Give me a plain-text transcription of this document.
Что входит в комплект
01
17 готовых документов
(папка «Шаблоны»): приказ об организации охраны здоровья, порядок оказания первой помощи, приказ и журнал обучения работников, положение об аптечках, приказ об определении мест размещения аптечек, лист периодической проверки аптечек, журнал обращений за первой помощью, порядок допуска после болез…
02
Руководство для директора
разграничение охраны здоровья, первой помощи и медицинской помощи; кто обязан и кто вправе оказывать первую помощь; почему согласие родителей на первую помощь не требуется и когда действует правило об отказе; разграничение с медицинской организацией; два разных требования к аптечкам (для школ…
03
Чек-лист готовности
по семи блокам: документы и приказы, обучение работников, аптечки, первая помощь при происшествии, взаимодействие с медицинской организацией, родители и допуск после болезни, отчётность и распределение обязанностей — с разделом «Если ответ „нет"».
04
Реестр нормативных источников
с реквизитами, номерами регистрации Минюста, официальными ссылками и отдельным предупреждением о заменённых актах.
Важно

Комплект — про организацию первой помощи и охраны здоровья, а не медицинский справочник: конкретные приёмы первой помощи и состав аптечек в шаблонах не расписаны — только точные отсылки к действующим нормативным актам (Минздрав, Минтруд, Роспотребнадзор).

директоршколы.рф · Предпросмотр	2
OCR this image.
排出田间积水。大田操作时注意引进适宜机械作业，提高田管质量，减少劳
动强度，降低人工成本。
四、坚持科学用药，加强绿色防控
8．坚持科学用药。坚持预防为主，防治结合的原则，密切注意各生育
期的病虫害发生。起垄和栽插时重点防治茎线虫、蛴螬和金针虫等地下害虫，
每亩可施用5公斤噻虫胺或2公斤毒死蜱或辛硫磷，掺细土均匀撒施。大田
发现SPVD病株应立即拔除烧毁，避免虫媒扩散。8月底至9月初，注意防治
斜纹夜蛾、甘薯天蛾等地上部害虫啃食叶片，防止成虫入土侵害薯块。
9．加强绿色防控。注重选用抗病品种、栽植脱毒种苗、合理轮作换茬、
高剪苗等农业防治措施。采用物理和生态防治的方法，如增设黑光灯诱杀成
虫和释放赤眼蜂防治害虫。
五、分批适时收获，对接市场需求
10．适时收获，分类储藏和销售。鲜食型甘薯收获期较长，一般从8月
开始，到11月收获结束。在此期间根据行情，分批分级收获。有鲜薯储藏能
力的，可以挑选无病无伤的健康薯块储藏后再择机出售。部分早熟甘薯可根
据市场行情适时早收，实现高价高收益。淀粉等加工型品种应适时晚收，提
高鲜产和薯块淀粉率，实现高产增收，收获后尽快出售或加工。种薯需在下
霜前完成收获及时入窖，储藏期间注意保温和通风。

To be done: Reproduce the listing shown above in its entirety, exactly.

Output of the task:
Give me a plain-text transcription of this document.
Что входит в комплект
01
17 готовых документов
(папка «Шаблоны»): приказ об организации охраны здоровья, порядок оказания первой помощи, приказ и журнал обучения работников, положение об аптечках, приказ об определении мест размещения аптечек, лист периодической проверки аптечек, журнал обращений за первой помощью, порядок допуска после болез…
02
Руководство для директора
разграничение охраны здоровья, первой помощи и медицинской помощи; кто обязан и кто вправе оказывать первую помощь; почему согласие родителей на первую помощь не требуется и когда действует правило об отказе; разграничение с медицинской организацией; два разных требования к аптечкам (для школ…
03
Чек-лист готовности
по семи блокам: документы и приказы, обучение работников, аптечки, первая помощь при происшествии, взаимодействие с медицинской организацией, родители и допуск после болезни, отчётность и распределение обязанностей — с разделом «Если ответ „нет"».
04
Реестр нормативных источников
с реквизитами, номерами регистрации Минюста, официальными ссылками и отдельным предупреждением о заменённых актах.
Важно

Комплект — про организацию первой помощи и охраны здоровья, а не медицинский справочник: конкретные приёмы первой помощи и состав аптечек в шаблонах не расписаны — только точные отсылки к действующим нормативным актам (Минздрав, Минтруд, Роспотребнадзор).

директоршколы.рф · Предпросмотр	2
OCR this image.
排出田间积水。大田操作时注意引进适宜机械作业，提高田管质量，减少劳
动强度，降低人工成本。
四、坚持科学用药，加强绿色防控
8．坚持科学用药。坚持预防为主，防治结合的原则，密切注意各生育
期的病虫害发生。起垄和栽插时重点防治茎线虫、蛴螬和金针虫等地下害虫，
每亩可施用5公斤噻虫胺或2公斤毒死蜱或辛硫磷，掺细土均匀撒施。大田
发现SPVD病株应立即拔除烧毁，避免虫媒扩散。8月底至9月初，注意防治
斜纹夜蛾、甘薯天蛾等地上部害虫啃食叶片，防止成虫入土侵害薯块。
9．加强绿色防控。注重选用抗病品种、栽植脱毒种苗、合理轮作换茬、
高剪苗等农业防治措施。采用物理和生态防治的方法，如增设黑光灯诱杀成
虫和释放赤眼蜂防治害虫。
五、分批适时收获，对接市场需求
10．适时收获，分类储藏和销售。鲜食型甘薯收获期较长，一般从8月
开始，到11月收获结束。在此期间根据行情，分批分级收获。有鲜薯储藏能
力的，可以挑选无病无伤的健康薯块储藏后再择机出售。部分早熟甘薯可根
据市场行情适时早收，实现高价高收益。淀粉等加工型品种应适时晚收，提
高鲜产和薯块淀粉率，实现高产增收，收获后尽快出售或加工。种薯需在下
霜前完成收获及时入窖，储藏期间注意保温和通风。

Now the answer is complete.